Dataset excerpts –

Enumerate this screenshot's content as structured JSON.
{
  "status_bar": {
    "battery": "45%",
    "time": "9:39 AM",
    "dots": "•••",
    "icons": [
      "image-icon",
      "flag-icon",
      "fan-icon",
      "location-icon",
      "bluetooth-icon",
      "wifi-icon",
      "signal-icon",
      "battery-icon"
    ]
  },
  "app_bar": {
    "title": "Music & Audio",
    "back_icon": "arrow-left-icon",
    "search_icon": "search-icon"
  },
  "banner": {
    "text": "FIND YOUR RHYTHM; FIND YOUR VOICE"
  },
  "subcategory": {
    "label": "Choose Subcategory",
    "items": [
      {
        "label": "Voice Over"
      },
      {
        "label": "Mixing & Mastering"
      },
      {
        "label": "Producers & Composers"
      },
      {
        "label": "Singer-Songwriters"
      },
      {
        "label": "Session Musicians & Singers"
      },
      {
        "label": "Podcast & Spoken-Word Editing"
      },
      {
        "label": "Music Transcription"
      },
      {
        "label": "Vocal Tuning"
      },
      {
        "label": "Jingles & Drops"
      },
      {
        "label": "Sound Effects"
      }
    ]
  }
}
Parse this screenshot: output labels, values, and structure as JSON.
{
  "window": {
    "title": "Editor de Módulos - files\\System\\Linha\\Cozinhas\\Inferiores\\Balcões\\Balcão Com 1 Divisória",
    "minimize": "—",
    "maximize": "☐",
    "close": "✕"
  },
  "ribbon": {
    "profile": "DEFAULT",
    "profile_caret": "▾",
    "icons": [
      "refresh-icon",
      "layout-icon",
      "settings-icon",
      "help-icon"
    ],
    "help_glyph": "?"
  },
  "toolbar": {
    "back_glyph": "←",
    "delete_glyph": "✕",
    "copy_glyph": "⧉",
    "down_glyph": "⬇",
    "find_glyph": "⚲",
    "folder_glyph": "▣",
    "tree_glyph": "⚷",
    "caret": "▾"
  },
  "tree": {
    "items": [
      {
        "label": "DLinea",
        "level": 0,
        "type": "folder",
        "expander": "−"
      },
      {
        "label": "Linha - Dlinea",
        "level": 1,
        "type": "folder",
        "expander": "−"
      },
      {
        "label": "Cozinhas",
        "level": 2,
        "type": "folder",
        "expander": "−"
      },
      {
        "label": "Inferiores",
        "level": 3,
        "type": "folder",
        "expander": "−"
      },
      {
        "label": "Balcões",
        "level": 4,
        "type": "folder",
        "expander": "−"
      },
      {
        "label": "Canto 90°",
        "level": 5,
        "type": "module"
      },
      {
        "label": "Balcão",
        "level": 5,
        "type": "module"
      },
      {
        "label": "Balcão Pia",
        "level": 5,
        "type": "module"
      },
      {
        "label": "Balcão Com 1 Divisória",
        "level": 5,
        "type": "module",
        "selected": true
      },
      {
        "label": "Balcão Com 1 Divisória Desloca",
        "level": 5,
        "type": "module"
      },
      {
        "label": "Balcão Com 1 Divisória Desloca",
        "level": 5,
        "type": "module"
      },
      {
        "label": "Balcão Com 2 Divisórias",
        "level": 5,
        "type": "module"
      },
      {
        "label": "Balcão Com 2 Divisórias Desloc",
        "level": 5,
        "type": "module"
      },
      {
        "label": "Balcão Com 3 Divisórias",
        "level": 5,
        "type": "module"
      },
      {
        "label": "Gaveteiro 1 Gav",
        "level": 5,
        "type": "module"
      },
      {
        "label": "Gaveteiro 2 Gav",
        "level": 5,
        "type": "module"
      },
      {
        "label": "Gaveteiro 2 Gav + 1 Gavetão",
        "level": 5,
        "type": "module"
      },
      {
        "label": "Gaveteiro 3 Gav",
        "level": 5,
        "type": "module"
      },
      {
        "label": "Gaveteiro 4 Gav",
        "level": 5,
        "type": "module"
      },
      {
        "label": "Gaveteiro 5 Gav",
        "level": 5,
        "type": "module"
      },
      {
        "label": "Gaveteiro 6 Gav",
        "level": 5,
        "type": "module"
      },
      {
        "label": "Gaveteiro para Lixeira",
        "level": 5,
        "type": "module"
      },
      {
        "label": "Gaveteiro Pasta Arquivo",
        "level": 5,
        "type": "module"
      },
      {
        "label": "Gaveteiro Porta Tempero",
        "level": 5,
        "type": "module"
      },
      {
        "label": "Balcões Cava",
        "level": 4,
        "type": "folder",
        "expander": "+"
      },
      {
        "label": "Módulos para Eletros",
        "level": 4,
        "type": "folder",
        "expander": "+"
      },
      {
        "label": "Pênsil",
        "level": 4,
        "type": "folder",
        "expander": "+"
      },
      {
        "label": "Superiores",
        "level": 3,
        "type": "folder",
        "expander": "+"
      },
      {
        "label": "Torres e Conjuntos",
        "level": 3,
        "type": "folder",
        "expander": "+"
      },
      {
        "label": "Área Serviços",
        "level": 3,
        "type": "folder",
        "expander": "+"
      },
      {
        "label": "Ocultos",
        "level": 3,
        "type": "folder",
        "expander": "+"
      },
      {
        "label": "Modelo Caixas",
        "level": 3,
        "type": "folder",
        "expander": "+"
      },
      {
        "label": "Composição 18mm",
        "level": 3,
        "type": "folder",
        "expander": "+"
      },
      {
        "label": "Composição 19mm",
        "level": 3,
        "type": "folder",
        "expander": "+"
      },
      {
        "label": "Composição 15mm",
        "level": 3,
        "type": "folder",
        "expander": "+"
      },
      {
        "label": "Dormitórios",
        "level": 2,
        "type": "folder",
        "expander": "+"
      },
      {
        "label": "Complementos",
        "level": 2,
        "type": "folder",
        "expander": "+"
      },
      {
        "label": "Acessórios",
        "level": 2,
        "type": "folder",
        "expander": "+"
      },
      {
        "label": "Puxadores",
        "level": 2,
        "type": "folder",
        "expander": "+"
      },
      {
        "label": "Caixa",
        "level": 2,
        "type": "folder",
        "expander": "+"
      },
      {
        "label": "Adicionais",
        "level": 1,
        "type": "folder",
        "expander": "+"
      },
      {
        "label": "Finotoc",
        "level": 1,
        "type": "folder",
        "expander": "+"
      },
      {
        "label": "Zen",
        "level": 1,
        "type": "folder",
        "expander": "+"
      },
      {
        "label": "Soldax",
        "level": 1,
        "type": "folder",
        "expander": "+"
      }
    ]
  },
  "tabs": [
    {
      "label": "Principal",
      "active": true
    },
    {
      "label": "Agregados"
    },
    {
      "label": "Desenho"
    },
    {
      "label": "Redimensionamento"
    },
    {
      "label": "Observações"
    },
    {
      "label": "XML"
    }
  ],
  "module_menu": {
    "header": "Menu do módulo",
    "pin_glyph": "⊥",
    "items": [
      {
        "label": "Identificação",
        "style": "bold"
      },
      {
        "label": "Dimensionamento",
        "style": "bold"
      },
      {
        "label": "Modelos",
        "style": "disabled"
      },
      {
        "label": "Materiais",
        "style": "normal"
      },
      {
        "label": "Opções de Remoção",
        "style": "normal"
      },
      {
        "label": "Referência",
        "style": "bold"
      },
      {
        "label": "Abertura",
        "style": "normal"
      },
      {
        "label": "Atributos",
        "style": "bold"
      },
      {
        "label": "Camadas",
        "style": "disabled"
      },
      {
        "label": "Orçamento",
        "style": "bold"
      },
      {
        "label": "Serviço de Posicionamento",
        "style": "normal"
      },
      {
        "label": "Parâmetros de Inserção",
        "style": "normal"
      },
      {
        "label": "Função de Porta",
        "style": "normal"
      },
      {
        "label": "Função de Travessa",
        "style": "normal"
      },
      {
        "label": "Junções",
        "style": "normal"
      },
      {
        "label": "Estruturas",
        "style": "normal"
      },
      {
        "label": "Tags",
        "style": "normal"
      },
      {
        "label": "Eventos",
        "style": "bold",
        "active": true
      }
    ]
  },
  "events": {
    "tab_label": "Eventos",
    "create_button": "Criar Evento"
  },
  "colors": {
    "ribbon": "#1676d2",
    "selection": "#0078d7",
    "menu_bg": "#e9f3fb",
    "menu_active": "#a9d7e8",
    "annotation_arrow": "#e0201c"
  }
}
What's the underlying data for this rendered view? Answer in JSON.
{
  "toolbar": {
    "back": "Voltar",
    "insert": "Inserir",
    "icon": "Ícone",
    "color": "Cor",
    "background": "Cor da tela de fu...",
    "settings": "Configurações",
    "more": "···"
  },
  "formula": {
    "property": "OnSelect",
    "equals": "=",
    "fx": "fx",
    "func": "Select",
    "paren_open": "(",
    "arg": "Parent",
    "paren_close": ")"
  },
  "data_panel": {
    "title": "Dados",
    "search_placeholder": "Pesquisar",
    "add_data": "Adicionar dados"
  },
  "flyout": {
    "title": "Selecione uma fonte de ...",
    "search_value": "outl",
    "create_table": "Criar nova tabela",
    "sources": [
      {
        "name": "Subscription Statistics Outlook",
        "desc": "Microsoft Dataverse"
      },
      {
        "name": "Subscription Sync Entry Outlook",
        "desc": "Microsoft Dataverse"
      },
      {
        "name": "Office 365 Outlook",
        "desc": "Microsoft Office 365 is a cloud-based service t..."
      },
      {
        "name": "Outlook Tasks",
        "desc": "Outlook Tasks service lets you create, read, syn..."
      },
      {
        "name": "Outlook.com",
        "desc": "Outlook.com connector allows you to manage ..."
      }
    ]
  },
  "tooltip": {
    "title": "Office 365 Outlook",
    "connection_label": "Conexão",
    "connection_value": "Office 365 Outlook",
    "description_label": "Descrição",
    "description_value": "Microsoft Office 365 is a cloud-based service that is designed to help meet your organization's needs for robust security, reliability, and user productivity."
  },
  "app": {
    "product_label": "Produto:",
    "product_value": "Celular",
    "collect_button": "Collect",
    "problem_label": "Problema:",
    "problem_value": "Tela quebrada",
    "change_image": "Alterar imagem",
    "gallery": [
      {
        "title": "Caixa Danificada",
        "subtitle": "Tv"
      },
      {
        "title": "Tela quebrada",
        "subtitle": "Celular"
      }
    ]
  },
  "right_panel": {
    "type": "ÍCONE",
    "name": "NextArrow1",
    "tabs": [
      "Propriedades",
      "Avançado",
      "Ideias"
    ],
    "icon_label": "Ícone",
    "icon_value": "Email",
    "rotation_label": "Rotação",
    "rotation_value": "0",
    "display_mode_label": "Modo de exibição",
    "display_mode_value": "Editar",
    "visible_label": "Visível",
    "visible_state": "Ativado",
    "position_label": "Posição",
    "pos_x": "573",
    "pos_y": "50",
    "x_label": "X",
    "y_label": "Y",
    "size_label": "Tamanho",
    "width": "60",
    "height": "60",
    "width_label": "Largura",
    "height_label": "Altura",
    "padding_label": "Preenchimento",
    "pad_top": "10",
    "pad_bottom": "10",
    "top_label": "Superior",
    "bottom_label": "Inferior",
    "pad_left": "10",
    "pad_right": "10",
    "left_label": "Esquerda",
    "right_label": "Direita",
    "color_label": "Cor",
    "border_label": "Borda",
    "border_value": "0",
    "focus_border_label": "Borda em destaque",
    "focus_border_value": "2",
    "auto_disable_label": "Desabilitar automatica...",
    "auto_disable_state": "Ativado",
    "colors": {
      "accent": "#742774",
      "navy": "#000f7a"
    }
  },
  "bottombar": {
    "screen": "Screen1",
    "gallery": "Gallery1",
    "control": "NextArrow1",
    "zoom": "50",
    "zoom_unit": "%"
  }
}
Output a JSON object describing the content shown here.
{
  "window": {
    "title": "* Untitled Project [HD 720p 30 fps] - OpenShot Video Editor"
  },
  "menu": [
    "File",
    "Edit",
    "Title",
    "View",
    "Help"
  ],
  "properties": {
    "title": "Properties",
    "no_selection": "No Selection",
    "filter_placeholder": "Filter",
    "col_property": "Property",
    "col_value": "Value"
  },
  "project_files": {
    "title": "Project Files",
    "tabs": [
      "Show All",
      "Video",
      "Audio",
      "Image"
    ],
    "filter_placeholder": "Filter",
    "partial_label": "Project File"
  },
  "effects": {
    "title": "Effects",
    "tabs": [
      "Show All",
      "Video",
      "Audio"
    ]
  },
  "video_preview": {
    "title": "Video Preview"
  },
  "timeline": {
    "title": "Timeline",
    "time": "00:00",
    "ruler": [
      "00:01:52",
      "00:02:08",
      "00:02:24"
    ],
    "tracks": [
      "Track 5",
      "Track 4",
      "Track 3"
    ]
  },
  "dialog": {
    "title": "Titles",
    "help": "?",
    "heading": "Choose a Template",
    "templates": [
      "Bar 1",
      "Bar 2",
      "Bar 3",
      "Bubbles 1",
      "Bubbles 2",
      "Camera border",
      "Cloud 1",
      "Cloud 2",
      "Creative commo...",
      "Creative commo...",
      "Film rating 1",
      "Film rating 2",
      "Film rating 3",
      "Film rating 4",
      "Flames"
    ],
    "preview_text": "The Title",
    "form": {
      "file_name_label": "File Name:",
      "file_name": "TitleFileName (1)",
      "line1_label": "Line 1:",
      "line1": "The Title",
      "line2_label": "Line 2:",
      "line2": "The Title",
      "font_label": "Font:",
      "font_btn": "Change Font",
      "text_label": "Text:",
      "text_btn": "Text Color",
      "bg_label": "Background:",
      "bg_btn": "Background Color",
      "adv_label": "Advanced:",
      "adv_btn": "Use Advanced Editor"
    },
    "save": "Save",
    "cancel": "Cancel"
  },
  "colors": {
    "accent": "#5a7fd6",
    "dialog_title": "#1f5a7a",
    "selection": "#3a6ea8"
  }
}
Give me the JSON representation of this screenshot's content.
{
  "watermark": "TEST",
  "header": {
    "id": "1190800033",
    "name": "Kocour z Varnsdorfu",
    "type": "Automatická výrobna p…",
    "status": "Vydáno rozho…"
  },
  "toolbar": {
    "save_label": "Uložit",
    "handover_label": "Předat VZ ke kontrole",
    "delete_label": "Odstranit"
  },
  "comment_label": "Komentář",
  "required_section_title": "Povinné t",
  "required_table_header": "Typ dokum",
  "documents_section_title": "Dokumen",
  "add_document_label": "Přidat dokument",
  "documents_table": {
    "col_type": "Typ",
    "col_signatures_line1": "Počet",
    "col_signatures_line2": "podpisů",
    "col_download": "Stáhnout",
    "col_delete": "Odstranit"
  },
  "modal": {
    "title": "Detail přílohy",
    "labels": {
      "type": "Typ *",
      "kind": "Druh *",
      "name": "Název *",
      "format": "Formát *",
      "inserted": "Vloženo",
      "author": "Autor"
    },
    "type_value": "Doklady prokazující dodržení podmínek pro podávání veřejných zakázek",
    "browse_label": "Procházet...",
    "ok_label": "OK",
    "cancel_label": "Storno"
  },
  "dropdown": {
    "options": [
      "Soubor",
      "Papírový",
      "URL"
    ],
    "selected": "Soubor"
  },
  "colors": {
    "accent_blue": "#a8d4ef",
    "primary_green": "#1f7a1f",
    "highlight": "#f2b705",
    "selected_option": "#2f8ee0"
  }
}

Set problem – Determine the number of lines in these entries that contain the word "Composição", and write only that number.

Task solution – 3